Saved data entries:
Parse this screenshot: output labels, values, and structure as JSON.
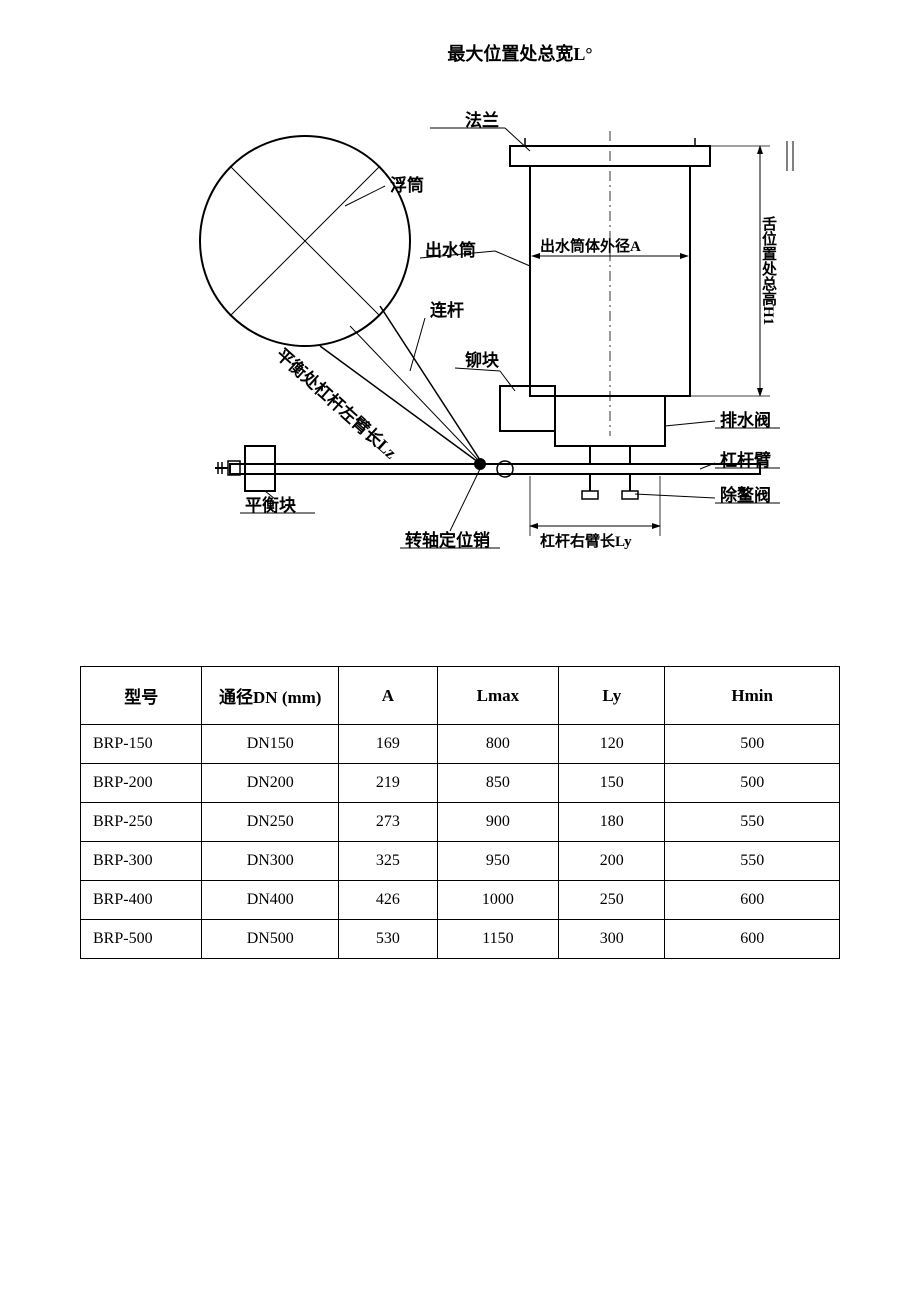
{
  "title": "最大位置处总宽L°",
  "diagram": {
    "labels": {
      "flange": "法兰",
      "float_drum": "浮筒",
      "outlet_drum": "出水筒",
      "outlet_diameter": "出水筒体外径A",
      "link_rod": "连杆",
      "latch_block": "铆块",
      "left_arm_length": "平衡处杠杆左臂长Lz",
      "balance_block": "平衡块",
      "pivot_pin": "转轴定位销",
      "right_arm_length": "杠杆右臂长Ly",
      "drain_valve": "排水阀",
      "lever_arm": "杠杆臂",
      "regulate_valve": "除鳌阀",
      "total_height": "舌位置处总高H1"
    },
    "colors": {
      "stroke": "#000000",
      "fill_none": "none",
      "fill_black": "#000000"
    },
    "line_width_thin": 1,
    "line_width_med": 1.5,
    "line_width_thick": 2
  },
  "table": {
    "columns": [
      "型号",
      "通径DN (mm)",
      "A",
      "Lmax",
      "Ly",
      "Hmin"
    ],
    "col_widths": [
      "16%",
      "18%",
      "13%",
      "16%",
      "14%",
      "23%"
    ],
    "rows": [
      [
        "BRP-150",
        "DN150",
        "169",
        "800",
        "120",
        "500"
      ],
      [
        "BRP-200",
        "DN200",
        "219",
        "850",
        "150",
        "500"
      ],
      [
        "BRP-250",
        "DN250",
        "273",
        "900",
        "180",
        "550"
      ],
      [
        "BRP-300",
        "DN300",
        "325",
        "950",
        "200",
        "550"
      ],
      [
        "BRP-400",
        "DN400",
        "426",
        "1000",
        "250",
        "600"
      ],
      [
        "BRP-500",
        "DN500",
        "530",
        "1150",
        "300",
        "600"
      ]
    ]
  }
}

JOB:
Reproduce all of the data exactly, omitting each picture it holds.

TASK SOLUTION:
Parse this screenshot: output labels, values, and structure as JSON.
{
  "title": "最大位置处总宽L°",
  "diagram": {
    "labels": {
      "flange": "法兰",
      "float_drum": "浮筒",
      "outlet_drum": "出水筒",
      "outlet_diameter": "出水筒体外径A",
      "link_rod": "连杆",
      "latch_block": "铆块",
      "left_arm_length": "平衡处杠杆左臂长Lz",
      "balance_block": "平衡块",
      "pivot_pin": "转轴定位销",
      "right_arm_length": "杠杆右臂长Ly",
      "drain_valve": "排水阀",
      "lever_arm": "杠杆臂",
      "regulate_valve": "除鳌阀",
      "total_height": "舌位置处总高H1"
    },
    "colors": {
      "stroke": "#000000",
      "fill_none": "none",
      "fill_black": "#000000"
    },
    "line_width_thin": 1,
    "line_width_med": 1.5,
    "line_width_thick": 2
  },
  "table": {
    "columns": [
      "型号",
      "通径DN (mm)",
      "A",
      "Lmax",
      "Ly",
      "Hmin"
    ],
    "col_widths": [
      "16%",
      "18%",
      "13%",
      "16%",
      "14%",
      "23%"
    ],
    "rows": [
      [
        "BRP-150",
        "DN150",
        "169",
        "800",
        "120",
        "500"
      ],
      [
        "BRP-200",
        "DN200",
        "219",
        "850",
        "150",
        "500"
      ],
      [
        "BRP-250",
        "DN250",
        "273",
        "900",
        "180",
        "550"
      ],
      [
        "BRP-300",
        "DN300",
        "325",
        "950",
        "200",
        "550"
      ],
      [
        "BRP-400",
        "DN400",
        "426",
        "1000",
        "250",
        "600"
      ],
      [
        "BRP-500",
        "DN500",
        "530",
        "1150",
        "300",
        "600"
      ]
    ]
  }
}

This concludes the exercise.